Objective – Counting only lines that hold "document", give the total and nothing more.

Dataset rows –
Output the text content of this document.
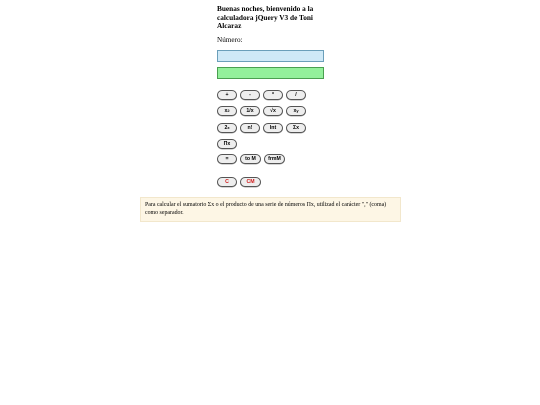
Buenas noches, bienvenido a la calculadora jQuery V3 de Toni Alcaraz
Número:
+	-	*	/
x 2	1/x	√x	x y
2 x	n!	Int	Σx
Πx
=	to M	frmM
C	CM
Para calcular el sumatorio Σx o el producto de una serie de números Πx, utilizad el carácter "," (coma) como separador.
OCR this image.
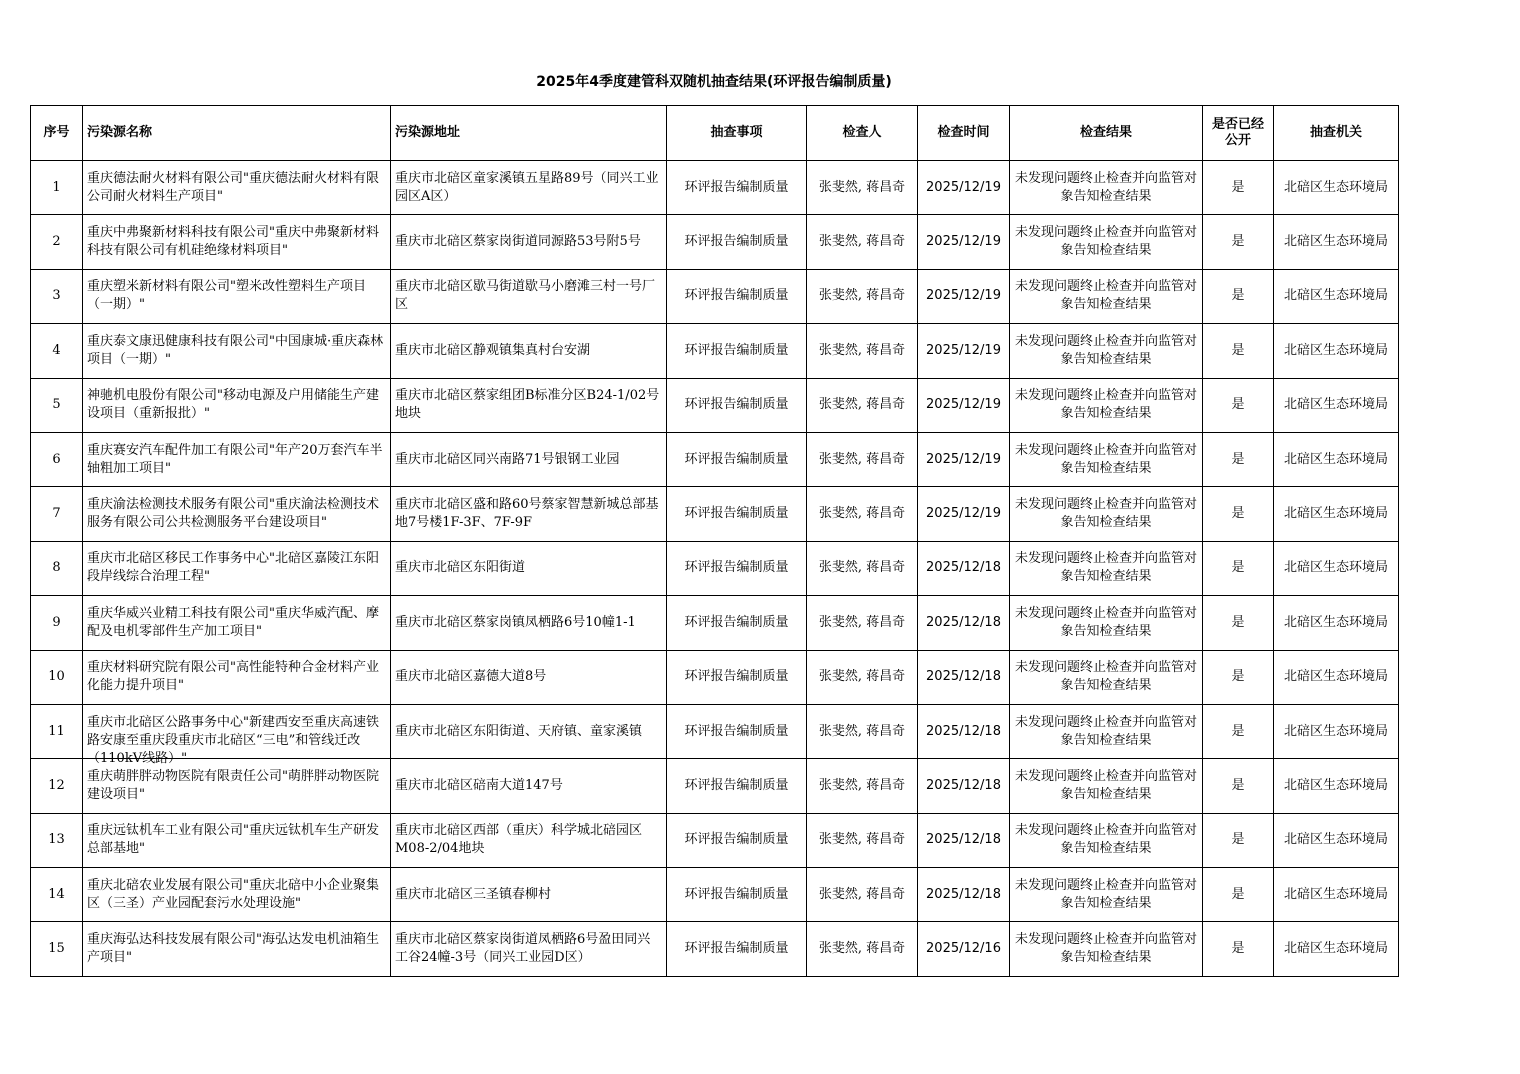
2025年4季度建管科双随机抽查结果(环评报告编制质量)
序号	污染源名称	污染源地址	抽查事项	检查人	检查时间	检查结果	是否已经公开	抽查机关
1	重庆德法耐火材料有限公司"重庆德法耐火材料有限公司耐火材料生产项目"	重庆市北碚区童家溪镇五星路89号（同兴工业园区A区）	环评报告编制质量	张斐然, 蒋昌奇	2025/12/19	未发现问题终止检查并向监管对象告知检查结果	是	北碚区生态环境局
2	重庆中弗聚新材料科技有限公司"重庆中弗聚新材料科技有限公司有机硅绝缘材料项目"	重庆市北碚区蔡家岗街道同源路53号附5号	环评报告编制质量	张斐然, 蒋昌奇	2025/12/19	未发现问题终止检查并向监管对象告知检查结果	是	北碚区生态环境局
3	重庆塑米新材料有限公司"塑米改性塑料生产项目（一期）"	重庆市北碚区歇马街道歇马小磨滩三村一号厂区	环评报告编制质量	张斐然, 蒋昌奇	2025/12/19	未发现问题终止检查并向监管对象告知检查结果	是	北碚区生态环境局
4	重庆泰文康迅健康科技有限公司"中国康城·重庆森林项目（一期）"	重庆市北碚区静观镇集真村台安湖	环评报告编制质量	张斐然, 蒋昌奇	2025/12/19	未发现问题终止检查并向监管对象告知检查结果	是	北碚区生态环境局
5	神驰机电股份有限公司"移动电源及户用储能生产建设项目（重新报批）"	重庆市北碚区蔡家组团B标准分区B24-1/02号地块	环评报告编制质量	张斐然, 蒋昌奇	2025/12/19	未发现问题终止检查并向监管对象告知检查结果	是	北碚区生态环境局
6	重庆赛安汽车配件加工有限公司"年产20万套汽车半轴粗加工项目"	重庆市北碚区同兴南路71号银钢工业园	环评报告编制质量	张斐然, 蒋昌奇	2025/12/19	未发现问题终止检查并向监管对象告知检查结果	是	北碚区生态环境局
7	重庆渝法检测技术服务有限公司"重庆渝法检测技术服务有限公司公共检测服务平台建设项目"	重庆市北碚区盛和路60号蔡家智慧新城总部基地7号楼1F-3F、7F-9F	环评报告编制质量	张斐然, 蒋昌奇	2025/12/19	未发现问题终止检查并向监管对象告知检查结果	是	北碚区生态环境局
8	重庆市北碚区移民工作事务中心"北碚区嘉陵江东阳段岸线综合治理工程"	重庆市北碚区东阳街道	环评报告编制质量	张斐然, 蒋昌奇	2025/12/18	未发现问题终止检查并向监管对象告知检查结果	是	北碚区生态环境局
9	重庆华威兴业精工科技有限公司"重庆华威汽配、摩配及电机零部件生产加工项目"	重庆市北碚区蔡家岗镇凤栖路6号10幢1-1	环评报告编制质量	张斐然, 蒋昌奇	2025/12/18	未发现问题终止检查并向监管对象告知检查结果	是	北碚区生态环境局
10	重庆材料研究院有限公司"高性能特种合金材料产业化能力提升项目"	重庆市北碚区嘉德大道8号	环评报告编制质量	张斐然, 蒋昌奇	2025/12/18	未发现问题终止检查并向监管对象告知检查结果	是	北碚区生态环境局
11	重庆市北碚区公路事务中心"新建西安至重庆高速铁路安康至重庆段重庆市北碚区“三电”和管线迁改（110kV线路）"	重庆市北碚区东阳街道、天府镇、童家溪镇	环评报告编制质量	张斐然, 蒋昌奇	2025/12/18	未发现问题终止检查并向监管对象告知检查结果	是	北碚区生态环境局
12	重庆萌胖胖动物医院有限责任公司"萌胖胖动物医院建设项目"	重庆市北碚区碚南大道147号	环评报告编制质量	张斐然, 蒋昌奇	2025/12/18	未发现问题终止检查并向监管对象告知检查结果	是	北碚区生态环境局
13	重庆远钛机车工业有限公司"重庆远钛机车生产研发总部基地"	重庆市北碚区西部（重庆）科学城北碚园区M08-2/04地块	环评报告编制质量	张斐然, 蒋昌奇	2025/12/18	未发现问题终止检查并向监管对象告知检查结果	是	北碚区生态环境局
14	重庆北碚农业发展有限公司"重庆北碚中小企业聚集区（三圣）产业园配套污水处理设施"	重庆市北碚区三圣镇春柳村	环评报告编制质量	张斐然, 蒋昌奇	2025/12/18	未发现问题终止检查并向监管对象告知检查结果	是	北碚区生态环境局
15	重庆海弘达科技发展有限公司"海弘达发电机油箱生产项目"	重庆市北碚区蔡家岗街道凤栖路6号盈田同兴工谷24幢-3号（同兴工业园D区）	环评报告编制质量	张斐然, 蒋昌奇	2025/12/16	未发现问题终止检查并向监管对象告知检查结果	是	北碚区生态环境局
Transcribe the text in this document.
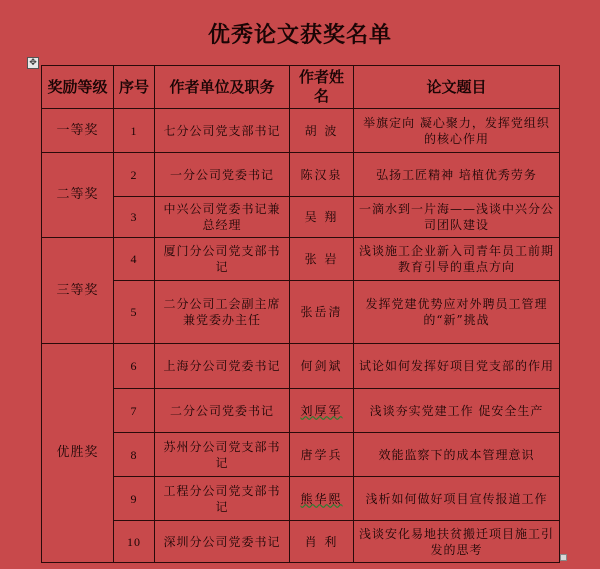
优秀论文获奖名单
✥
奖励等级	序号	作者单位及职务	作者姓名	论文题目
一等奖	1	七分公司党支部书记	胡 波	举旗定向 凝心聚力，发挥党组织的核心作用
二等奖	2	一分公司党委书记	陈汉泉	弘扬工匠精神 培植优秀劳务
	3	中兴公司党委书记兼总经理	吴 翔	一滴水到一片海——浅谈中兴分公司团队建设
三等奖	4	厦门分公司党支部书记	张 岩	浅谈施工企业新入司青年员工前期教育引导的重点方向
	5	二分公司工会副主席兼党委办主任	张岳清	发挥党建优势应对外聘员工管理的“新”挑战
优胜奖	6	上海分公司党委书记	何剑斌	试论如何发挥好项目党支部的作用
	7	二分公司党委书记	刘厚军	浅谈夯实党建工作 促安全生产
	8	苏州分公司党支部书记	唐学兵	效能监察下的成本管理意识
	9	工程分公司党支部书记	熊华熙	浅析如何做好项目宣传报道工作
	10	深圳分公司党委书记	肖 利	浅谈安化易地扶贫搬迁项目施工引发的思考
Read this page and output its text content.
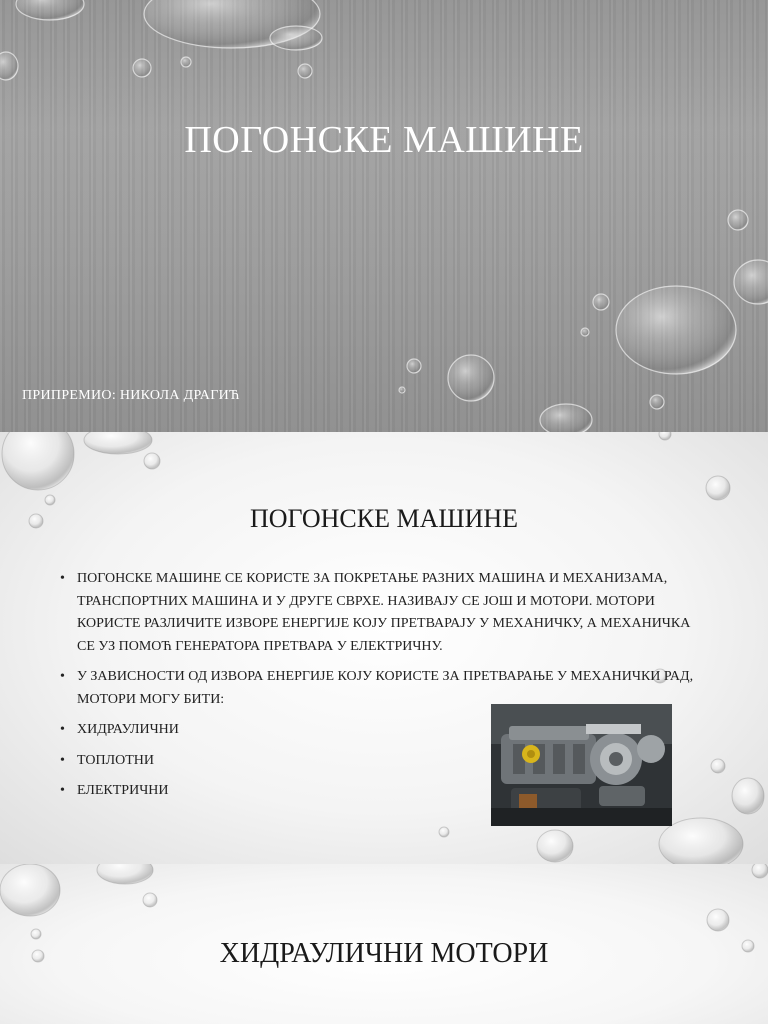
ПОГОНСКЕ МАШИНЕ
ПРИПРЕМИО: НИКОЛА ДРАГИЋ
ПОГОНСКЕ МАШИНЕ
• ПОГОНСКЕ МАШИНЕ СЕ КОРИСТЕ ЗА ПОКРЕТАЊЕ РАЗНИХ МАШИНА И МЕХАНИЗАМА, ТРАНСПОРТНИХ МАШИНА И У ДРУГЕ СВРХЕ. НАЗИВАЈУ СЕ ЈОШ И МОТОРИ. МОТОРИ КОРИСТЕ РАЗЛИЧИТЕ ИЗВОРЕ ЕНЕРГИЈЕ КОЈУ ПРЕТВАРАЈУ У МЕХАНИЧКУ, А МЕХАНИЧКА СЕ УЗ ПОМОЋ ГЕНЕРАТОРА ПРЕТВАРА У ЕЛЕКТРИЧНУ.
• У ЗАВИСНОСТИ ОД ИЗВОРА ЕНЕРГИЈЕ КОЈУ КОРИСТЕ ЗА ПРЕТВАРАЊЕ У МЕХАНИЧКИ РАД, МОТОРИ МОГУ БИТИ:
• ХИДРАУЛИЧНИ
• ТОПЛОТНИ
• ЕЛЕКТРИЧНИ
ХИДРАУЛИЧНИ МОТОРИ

Task output – 2